**** Provided data

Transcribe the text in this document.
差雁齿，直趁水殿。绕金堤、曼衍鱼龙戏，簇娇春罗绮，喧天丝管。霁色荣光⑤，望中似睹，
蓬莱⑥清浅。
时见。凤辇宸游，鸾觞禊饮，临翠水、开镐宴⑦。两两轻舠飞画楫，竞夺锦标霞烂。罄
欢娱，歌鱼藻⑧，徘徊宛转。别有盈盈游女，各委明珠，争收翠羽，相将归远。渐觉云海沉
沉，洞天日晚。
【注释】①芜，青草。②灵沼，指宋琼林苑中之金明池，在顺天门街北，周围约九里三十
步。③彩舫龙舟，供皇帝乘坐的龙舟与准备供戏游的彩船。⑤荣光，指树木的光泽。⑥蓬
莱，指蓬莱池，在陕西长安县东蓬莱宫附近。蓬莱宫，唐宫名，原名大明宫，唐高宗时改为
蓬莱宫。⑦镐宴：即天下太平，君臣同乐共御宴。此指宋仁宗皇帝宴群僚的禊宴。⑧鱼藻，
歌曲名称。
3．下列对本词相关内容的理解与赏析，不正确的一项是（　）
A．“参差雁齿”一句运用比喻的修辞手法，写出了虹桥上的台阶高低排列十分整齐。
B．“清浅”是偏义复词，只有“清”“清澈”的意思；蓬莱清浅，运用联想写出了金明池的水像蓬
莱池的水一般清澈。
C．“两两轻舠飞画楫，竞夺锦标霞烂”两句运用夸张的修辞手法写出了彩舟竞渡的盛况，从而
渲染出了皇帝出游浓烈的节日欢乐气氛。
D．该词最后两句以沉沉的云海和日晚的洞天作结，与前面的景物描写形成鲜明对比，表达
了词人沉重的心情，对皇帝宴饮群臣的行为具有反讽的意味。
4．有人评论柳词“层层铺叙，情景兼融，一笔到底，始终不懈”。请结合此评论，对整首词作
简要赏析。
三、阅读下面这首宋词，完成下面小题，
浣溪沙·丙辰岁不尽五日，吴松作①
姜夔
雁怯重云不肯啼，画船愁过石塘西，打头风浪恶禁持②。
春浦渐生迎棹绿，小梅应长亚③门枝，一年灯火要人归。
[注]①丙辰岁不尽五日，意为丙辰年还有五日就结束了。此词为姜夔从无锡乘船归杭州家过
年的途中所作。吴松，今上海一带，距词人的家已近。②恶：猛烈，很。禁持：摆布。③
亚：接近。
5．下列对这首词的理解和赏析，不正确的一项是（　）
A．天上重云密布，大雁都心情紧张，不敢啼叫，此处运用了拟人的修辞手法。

********
**** Provided data

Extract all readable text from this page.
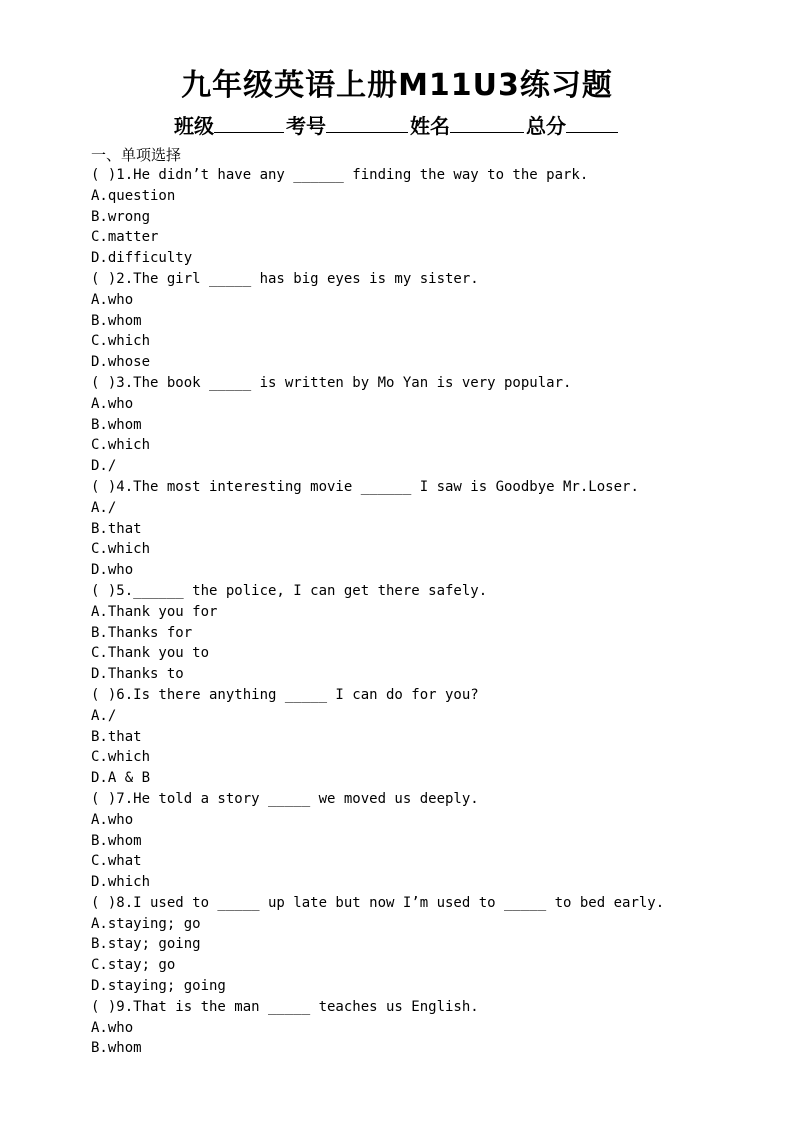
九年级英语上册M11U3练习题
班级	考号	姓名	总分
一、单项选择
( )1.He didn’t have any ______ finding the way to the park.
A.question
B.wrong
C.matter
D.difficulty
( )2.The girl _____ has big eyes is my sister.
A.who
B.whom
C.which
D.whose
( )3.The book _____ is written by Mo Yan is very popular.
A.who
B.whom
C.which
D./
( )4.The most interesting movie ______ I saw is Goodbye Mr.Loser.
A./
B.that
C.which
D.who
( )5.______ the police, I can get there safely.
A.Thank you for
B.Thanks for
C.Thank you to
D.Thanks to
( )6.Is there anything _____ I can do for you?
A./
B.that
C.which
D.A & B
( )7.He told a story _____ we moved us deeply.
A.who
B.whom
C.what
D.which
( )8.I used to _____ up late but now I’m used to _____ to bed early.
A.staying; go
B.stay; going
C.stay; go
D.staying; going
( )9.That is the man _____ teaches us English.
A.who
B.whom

********

Gather every line containing the word "text" and copy it.

Transcribe the text in this document.
Extract all readable text from this page.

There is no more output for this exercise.